CHALLENGE: Repeat only the lines below from the one that contains "Convert this screenshot" through the final line, exactly. Omit pictures.

(Stored records)
++++++++
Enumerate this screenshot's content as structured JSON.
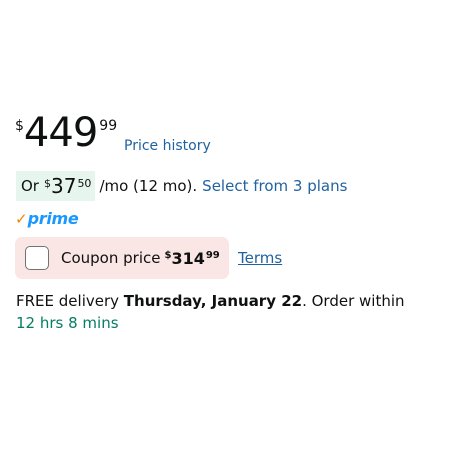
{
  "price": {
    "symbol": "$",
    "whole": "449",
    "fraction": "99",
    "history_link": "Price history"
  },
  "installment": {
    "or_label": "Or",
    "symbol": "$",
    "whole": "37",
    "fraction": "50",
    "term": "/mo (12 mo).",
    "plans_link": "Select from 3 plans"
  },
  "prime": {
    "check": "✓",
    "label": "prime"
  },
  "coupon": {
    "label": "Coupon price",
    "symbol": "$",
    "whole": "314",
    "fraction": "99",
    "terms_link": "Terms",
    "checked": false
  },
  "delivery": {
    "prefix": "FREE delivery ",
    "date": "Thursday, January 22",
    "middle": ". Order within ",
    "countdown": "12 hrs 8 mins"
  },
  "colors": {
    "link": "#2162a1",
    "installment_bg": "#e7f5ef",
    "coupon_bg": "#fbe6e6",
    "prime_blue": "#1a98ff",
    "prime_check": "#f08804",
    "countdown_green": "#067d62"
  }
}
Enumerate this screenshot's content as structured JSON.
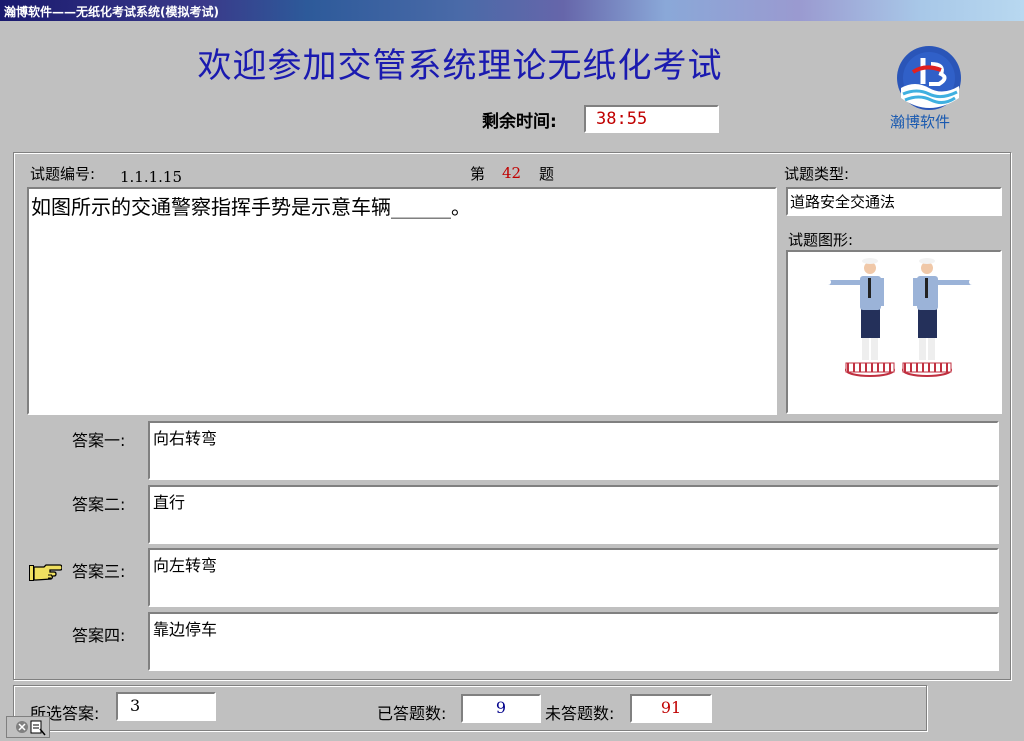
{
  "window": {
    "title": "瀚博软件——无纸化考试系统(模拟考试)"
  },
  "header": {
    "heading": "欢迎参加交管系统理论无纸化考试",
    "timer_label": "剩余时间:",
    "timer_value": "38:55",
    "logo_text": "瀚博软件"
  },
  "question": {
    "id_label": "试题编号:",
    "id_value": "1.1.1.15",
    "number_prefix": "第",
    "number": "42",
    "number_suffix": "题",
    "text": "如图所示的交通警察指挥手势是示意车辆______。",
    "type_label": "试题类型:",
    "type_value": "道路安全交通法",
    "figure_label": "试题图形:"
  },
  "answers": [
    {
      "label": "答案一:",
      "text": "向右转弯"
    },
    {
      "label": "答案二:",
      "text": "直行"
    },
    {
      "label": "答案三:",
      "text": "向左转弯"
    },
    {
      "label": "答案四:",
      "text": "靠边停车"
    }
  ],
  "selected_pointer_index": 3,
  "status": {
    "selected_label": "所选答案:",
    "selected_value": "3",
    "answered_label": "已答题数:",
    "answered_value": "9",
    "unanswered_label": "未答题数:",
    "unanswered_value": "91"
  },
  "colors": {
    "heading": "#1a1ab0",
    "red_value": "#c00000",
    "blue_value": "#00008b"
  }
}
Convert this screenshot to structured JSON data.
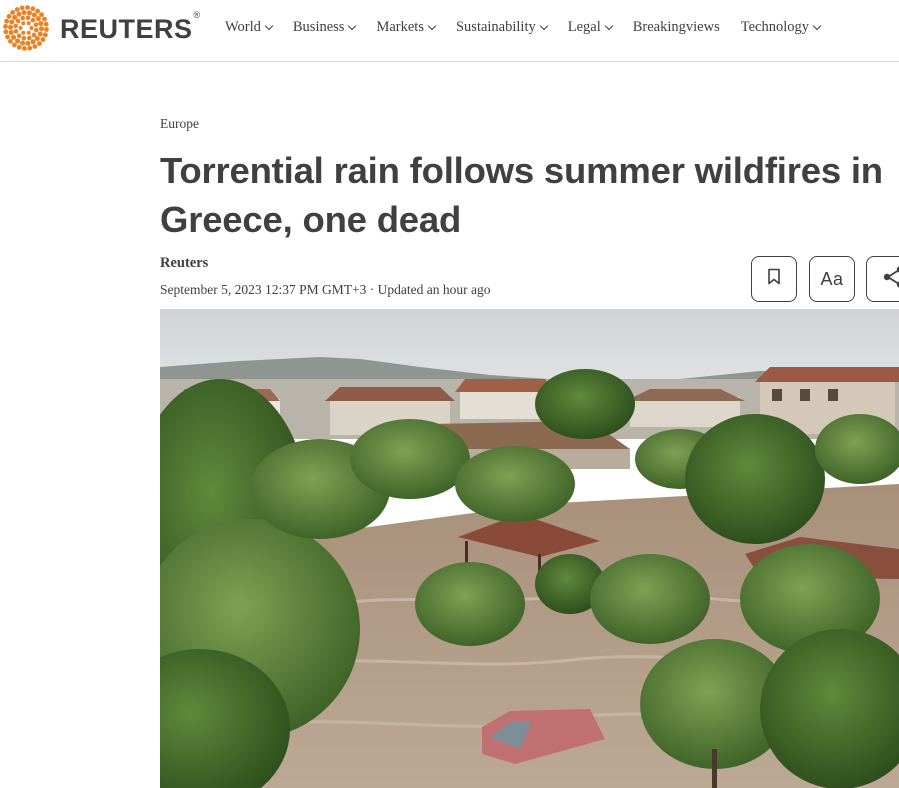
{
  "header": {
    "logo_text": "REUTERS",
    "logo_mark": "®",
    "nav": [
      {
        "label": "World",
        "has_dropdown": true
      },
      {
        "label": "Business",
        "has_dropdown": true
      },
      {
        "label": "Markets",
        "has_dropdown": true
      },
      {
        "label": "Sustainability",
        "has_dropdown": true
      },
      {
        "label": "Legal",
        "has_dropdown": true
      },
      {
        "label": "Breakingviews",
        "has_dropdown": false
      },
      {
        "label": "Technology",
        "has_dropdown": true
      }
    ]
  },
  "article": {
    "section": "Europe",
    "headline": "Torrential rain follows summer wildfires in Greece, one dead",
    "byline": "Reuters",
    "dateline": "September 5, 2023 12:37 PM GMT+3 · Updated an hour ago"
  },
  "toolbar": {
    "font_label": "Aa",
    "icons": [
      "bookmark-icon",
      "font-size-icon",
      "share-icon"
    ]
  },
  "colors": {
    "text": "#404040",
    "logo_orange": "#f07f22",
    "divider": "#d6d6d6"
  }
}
++++++++
REPLY:
Convert this screenshot to structured JSON data.
{
  "header": {
    "logo_text": "REUTERS",
    "logo_mark": "®",
    "nav": [
      {
        "label": "World",
        "has_dropdown": true
      },
      {
        "label": "Business",
        "has_dropdown": true
      },
      {
        "label": "Markets",
        "has_dropdown": true
      },
      {
        "label": "Sustainability",
        "has_dropdown": true
      },
      {
        "label": "Legal",
        "has_dropdown": true
      },
      {
        "label": "Breakingviews",
        "has_dropdown": false
      },
      {
        "label": "Technology",
        "has_dropdown": true
      }
    ]
  },
  "article": {
    "section": "Europe",
    "headline": "Torrential rain follows summer wildfires in Greece, one dead",
    "byline": "Reuters",
    "dateline": "September 5, 2023 12:37 PM GMT+3 · Updated an hour ago"
  },
  "toolbar": {
    "font_label": "Aa",
    "icons": [
      "bookmark-icon",
      "font-size-icon",
      "share-icon"
    ]
  },
  "colors": {
    "text": "#404040",
    "logo_orange": "#f07f22",
    "divider": "#d6d6d6"
  }
}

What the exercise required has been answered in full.